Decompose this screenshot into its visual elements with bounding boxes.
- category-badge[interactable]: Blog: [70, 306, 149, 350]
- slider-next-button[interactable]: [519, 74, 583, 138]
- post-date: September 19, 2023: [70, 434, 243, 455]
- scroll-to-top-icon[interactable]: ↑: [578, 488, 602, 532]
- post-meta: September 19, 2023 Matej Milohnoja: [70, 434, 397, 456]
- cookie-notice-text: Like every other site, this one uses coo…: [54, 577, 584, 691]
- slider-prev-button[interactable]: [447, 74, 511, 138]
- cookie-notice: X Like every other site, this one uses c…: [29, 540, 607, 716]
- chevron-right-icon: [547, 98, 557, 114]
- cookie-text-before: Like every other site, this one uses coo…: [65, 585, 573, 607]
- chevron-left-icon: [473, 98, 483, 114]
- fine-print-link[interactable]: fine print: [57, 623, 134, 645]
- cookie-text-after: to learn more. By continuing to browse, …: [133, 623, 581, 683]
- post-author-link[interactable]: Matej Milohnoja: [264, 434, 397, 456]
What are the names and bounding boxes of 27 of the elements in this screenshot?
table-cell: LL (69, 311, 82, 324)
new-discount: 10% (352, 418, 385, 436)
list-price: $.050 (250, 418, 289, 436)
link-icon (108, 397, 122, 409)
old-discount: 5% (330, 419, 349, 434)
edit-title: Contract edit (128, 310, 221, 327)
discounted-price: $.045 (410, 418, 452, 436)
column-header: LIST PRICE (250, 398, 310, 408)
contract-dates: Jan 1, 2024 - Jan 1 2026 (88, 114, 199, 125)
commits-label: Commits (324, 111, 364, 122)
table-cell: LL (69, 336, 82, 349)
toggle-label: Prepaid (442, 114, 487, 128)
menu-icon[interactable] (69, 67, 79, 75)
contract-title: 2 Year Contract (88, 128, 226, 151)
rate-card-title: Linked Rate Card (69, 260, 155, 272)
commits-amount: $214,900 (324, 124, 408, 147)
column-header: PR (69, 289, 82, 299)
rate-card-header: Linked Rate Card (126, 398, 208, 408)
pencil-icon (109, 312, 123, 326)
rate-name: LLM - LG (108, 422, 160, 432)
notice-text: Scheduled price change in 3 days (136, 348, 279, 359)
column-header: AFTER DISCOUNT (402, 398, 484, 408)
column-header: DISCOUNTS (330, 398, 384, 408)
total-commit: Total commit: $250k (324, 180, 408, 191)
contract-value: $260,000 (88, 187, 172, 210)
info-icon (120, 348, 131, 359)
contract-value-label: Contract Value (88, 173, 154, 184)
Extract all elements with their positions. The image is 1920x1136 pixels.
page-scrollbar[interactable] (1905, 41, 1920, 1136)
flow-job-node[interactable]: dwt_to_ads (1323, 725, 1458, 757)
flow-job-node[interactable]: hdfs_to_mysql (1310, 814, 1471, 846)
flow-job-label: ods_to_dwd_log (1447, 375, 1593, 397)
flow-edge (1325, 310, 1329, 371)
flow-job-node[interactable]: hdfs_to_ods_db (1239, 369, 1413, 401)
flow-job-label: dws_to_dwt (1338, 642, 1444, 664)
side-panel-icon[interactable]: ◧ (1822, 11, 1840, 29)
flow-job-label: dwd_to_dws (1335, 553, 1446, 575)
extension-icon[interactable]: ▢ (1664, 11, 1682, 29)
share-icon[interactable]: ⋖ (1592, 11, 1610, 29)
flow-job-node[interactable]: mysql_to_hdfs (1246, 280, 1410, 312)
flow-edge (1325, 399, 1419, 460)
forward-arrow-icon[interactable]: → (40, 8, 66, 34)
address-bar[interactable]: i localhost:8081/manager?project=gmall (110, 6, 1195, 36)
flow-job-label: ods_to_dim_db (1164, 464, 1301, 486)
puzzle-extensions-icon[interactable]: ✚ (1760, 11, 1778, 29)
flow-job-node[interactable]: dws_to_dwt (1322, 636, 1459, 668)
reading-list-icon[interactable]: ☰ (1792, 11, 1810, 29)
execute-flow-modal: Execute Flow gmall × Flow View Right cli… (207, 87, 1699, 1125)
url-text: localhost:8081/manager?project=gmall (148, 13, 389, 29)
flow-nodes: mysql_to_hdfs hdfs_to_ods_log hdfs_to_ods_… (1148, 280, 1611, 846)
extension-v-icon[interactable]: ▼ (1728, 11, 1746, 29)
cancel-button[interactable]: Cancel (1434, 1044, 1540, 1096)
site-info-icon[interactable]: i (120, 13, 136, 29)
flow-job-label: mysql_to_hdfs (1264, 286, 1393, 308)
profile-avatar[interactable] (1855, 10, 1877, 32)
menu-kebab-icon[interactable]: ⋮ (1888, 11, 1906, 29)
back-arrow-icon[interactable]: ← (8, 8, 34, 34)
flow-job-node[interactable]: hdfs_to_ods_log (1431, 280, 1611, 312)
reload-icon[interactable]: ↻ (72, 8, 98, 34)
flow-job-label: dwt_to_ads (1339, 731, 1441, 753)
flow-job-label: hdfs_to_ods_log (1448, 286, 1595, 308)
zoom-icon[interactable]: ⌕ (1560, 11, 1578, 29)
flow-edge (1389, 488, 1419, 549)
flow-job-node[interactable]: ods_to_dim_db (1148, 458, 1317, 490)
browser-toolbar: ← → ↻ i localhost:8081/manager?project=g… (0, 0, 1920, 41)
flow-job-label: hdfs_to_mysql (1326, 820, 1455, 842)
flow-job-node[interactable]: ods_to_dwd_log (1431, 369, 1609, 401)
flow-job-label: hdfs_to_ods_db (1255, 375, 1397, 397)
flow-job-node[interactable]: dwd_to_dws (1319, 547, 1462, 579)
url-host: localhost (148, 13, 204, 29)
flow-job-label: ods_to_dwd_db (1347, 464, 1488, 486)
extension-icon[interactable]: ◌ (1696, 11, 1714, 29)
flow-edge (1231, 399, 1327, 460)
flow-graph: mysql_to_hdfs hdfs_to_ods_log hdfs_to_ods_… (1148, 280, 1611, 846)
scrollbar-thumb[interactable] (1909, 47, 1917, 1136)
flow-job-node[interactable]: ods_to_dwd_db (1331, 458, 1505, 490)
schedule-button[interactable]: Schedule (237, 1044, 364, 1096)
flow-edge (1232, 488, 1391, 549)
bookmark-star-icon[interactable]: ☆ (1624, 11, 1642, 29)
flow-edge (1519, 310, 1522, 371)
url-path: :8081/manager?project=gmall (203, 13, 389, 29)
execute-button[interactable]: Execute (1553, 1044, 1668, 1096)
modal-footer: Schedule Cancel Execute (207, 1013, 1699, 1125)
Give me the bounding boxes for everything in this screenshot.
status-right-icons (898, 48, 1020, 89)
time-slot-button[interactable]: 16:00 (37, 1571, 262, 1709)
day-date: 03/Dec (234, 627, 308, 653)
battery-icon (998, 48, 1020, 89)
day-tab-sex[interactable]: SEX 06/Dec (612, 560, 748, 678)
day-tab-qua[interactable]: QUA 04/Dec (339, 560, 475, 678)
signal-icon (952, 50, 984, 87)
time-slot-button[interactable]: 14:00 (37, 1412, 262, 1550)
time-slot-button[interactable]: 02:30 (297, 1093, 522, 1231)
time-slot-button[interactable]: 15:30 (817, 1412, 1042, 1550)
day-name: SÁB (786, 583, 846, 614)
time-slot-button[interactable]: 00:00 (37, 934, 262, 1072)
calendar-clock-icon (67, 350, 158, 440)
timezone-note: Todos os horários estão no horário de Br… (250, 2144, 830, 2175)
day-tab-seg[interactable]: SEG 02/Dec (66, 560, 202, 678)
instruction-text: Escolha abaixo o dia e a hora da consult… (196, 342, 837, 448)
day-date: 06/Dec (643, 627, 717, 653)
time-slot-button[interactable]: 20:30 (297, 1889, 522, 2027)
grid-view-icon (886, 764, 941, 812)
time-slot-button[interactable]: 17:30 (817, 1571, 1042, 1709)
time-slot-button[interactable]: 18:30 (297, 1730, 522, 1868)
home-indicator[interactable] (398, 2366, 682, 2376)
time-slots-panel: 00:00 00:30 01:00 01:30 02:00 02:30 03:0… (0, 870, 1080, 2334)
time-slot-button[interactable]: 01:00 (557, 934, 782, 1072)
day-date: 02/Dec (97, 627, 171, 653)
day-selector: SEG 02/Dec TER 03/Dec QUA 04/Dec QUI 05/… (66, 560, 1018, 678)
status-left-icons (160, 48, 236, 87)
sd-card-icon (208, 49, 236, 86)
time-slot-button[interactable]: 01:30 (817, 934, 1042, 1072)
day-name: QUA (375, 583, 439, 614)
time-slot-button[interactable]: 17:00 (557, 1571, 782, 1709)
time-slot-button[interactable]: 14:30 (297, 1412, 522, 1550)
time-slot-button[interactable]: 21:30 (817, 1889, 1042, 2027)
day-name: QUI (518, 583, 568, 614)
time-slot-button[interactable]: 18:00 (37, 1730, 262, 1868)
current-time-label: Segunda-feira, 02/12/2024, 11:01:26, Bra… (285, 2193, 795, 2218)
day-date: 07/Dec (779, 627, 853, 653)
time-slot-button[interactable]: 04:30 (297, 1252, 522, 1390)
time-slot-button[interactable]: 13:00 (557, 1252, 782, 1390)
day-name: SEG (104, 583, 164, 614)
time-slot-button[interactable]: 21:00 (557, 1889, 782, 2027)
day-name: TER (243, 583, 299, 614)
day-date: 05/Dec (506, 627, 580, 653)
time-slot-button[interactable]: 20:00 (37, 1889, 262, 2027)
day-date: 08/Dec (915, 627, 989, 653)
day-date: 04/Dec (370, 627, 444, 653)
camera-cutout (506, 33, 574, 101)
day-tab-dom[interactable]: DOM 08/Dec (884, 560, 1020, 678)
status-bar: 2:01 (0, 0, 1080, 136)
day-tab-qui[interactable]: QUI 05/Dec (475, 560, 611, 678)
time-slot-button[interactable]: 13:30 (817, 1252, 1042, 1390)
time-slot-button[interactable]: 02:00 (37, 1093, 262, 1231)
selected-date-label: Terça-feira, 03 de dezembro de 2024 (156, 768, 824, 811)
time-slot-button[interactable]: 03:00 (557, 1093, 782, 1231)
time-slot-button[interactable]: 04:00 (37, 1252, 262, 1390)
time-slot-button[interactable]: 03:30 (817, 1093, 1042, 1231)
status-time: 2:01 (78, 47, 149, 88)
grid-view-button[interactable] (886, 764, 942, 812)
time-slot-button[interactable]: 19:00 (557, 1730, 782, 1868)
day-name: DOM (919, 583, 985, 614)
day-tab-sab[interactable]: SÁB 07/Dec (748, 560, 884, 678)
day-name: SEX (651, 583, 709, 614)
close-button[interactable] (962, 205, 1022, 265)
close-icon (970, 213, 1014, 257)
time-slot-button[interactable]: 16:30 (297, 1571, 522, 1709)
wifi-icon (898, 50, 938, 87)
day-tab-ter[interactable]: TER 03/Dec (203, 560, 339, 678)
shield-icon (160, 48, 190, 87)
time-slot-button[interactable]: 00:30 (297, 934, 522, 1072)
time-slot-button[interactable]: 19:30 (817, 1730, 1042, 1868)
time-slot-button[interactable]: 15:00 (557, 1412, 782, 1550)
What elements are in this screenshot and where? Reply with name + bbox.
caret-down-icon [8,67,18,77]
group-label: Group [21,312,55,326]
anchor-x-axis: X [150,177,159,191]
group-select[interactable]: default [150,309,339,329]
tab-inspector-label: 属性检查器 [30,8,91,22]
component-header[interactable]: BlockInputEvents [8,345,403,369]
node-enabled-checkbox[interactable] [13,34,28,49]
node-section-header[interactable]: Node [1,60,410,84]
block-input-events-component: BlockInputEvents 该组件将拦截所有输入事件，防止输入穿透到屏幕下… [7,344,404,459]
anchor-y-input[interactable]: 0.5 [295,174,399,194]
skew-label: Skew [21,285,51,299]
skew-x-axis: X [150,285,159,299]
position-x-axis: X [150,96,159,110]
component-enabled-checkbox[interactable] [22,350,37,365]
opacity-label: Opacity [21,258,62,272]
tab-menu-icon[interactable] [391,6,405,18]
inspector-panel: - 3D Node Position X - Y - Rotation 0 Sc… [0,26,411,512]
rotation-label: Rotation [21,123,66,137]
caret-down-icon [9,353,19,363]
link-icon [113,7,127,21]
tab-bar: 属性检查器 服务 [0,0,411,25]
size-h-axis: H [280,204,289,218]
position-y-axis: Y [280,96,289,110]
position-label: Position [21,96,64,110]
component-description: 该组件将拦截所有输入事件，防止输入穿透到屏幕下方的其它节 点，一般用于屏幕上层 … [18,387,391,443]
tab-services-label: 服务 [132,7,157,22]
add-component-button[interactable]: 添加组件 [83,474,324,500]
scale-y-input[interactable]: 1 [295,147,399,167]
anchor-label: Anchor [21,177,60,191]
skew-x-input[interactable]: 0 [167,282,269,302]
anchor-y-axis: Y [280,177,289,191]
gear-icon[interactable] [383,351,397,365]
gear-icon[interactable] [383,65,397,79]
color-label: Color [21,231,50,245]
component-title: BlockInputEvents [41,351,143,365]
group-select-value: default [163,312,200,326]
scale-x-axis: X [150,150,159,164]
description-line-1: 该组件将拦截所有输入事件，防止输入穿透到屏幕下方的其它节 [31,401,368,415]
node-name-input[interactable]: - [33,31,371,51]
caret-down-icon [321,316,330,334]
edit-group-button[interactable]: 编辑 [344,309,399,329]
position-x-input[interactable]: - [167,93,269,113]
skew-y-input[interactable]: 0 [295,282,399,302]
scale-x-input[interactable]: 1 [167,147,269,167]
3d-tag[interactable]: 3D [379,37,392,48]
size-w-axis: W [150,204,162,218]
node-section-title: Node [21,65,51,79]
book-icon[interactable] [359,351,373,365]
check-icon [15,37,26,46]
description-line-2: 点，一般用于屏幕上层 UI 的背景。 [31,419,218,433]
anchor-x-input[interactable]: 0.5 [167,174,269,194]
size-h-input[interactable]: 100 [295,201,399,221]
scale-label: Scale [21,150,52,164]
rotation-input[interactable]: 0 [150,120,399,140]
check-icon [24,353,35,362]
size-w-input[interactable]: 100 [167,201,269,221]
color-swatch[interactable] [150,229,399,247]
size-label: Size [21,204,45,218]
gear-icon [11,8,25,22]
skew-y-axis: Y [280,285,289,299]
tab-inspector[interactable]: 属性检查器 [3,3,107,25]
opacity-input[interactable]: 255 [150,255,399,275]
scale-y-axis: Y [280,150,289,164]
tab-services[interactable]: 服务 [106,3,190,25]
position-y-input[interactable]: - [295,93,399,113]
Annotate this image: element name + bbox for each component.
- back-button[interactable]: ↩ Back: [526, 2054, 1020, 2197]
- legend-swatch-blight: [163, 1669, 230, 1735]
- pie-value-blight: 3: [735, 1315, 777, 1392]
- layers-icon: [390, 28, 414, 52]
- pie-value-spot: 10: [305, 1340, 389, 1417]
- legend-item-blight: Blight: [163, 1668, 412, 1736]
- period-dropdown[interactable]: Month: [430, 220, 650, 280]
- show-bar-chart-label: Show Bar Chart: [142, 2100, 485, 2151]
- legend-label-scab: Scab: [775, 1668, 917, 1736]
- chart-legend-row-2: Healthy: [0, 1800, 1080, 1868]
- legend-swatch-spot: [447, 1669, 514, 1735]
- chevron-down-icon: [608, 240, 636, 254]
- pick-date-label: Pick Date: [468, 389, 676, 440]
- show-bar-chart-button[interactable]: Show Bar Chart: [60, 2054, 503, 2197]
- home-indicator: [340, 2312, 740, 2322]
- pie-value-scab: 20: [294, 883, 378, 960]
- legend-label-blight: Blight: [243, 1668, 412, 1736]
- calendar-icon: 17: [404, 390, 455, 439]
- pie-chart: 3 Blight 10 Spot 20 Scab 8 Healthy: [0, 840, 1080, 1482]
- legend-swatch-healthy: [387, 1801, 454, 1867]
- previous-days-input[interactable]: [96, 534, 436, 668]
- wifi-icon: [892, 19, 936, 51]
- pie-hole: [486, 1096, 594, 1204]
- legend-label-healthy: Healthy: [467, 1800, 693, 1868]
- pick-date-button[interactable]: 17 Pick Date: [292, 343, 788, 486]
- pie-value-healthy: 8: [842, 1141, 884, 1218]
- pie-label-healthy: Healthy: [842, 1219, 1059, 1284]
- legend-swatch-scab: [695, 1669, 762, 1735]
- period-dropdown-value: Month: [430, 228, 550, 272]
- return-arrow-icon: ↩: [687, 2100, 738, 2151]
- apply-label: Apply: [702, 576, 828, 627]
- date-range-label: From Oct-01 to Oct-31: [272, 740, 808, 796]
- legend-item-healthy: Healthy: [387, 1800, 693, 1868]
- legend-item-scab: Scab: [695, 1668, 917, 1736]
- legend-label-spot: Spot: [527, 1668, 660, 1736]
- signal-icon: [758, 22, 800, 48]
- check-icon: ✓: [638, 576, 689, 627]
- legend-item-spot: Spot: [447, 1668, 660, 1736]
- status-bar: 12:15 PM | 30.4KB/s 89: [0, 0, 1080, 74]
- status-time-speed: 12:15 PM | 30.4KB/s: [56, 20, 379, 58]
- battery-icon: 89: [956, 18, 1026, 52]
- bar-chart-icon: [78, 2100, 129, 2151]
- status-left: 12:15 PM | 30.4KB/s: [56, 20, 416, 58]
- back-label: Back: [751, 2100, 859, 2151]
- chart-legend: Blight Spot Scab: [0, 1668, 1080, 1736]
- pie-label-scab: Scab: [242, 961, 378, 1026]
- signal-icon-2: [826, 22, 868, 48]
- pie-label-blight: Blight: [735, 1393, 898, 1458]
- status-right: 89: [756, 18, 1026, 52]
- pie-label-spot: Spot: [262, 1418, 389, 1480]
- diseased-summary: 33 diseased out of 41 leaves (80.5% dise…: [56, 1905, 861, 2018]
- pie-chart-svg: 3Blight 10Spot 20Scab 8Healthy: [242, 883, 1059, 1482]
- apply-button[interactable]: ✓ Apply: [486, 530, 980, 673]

============

__What the task asks__
Write out the lines above verbatim, starting with the first one and ending with the line containing "- post-author-link[interactable]: Matej", both included.

__The completed task__
Decompose this screenshot into its visual elements with bounding boxes.
- category-badge[interactable]: Blog: [70, 306, 149, 350]
- slider-next-button[interactable]: [519, 74, 583, 138]
- post-date: September 19, 2023: [70, 434, 243, 455]
- scroll-to-top-icon[interactable]: ↑: [578, 488, 602, 532]
- post-meta: September 19, 2023 Matej Milohnoja: [70, 434, 397, 456]
- cookie-notice-text: Like every other site, this one uses coo…: [54, 577, 584, 691]
- slider-prev-button[interactable]: [447, 74, 511, 138]
- cookie-notice: X Like every other site, this one uses c…: [29, 540, 607, 716]
- chevron-right-icon: [547, 98, 557, 114]
- cookie-text-before: Like every other site, this one uses coo…: [65, 585, 573, 607]
- chevron-left-icon: [473, 98, 483, 114]
- fine-print-link[interactable]: fine print: [57, 623, 134, 645]
- cookie-text-after: to learn more. By continuing to browse, …: [133, 623, 581, 683]
- post-author-link[interactable]: Matej Milohnoja: [264, 434, 397, 456]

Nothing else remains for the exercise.